- _Consignes_:
1/ D'après le document source, sur quelle chaîne et lors de quelle émission François Fillon a-t-il parlé de Ben Laden ?
2/ Poursuivez le document source sur la mort de Ben Laden, à la suite de sa dernière phrase.

- _Document source_:
-- -- --

Manifestations de joie bruyante à Benghazi à l’annonce de la mort de l’un des fils d’ El Gueddafi et de trois de ses petits enfants, sous les bombes de l’OTAN. Indécent. Les généraux de l’OTAN ont le double résultat de tuer des libyens et de voir d’autres libyens les applaudir. Les medias occidentaux nous montrent ces scènes, demi sourire mi amusé et mi méprisant des présentateurs devant ces manifestations "barbares".

Mais voilà , à New York et à Washington, mêmes scènes de joie à l’annonce de la mort (combien suspecte) de Ben Laden. On danse dans les rues, comme à Benghazi, en hurlant, dans une ronde échevelée et primitive autour du cadavre symbolique, immolé, de l’ennemi. Où est la barbarie, où est la civilisation ? Qui a contaminé l’autre ?

Le président Obama (que nous aurions pourtant tant voulu…aimer), prix Nobel de la paix, proclame que "Justice est faite" alors qu’il n’y a pas eu de jugement, et que lui, fils d’un noir, a rétabli, ainsi, la loi de Lynch…. Le premier ministre français, François Fillon emboîte le pas au président Américain, et déclare que "Ben Laden est un monstre, que l’essentiel est qu’il ait été éliminé, et pas de quelle manière"(France 2, lundi 2 mai, JT du soir). On nous avait pourtant appris que même "un monstre" avait le droit d’être jugé, que nul n’avait le droit de se faire justice soi même, et que c’était là un des principes des droits de l’homme et de la civilisation. L’Etat de droit occidental est- il en train de sombrer, ou bien n’a t-il jamais vraiment existé, du moins envers les "barbares". Les nazis, monstres parmi les monstres, avaient eu droit à un procès, à Nuremberg et ailleurs. Est ce parce que, contre les nazis, l’Occident ne doutait pas alors de défendre des valeurs universelles ?

CONTRADICTIONS

Les versions américaines sur la mort de Ben Laden se succèdent, plus contradictoires les unes que les autres.

-- -- --

- _Extraits de lignes_:
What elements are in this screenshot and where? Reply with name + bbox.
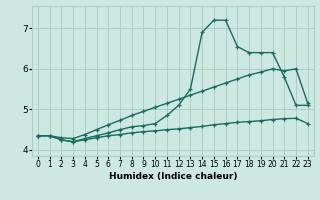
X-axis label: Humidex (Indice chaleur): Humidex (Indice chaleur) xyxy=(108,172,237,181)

-- -- --

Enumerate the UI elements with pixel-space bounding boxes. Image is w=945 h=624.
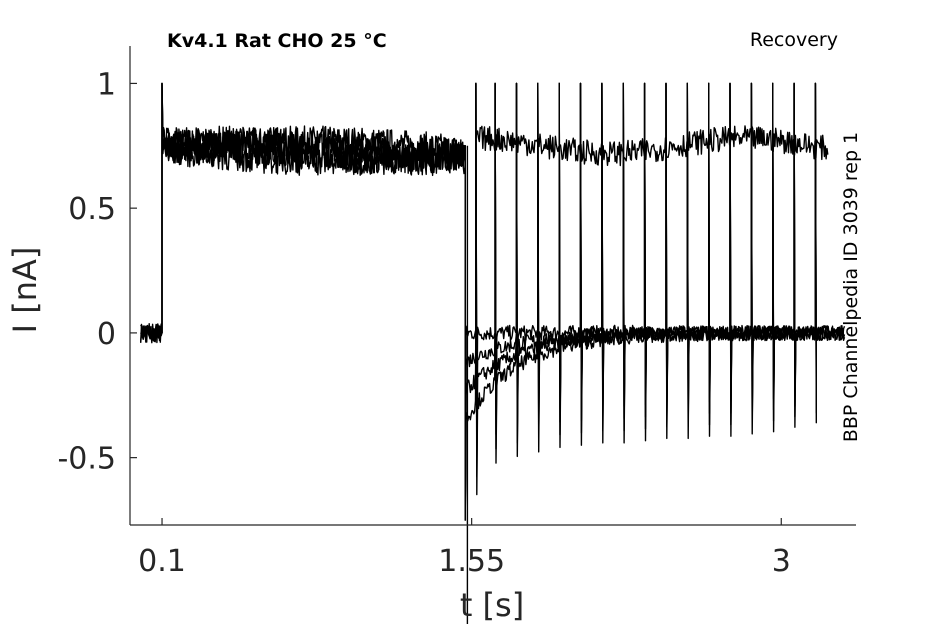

-- -- --

- _Réponses_:
1/ Sur France 2, au journal télévisé du soir du lundi 2 mai.

2/
Entre autres détails étranges, le porte parole de la Maison Blanche nous conte que "le corps a été immergé en haute mer". Et il insiste sur le fait qu’il l’a été dans " le respect du rite musulman". L’utilisation côte à côte des deux expressions, "immergé" et "respect du rite musulman", en fait ressortir immédiatement la contradiction et l’absurdité. Ce serait cocasse si ce n’était tragique. Depuis des siècles, les corps des marins ont été immergés dans la mer, en haute mer, parce qu’il n’y avait pas d’autres solutions, mais là c’est un corps qui est transporté de la terre en haute mer, comme s’il n’y avait pas, pour les américains d’autres solutions. Le porte- parole de la Maison Blanche précise en outre que "toutes les options ont été étudiées depuis des mois". Il n’y a pas eu donc eu place à l’improvisation.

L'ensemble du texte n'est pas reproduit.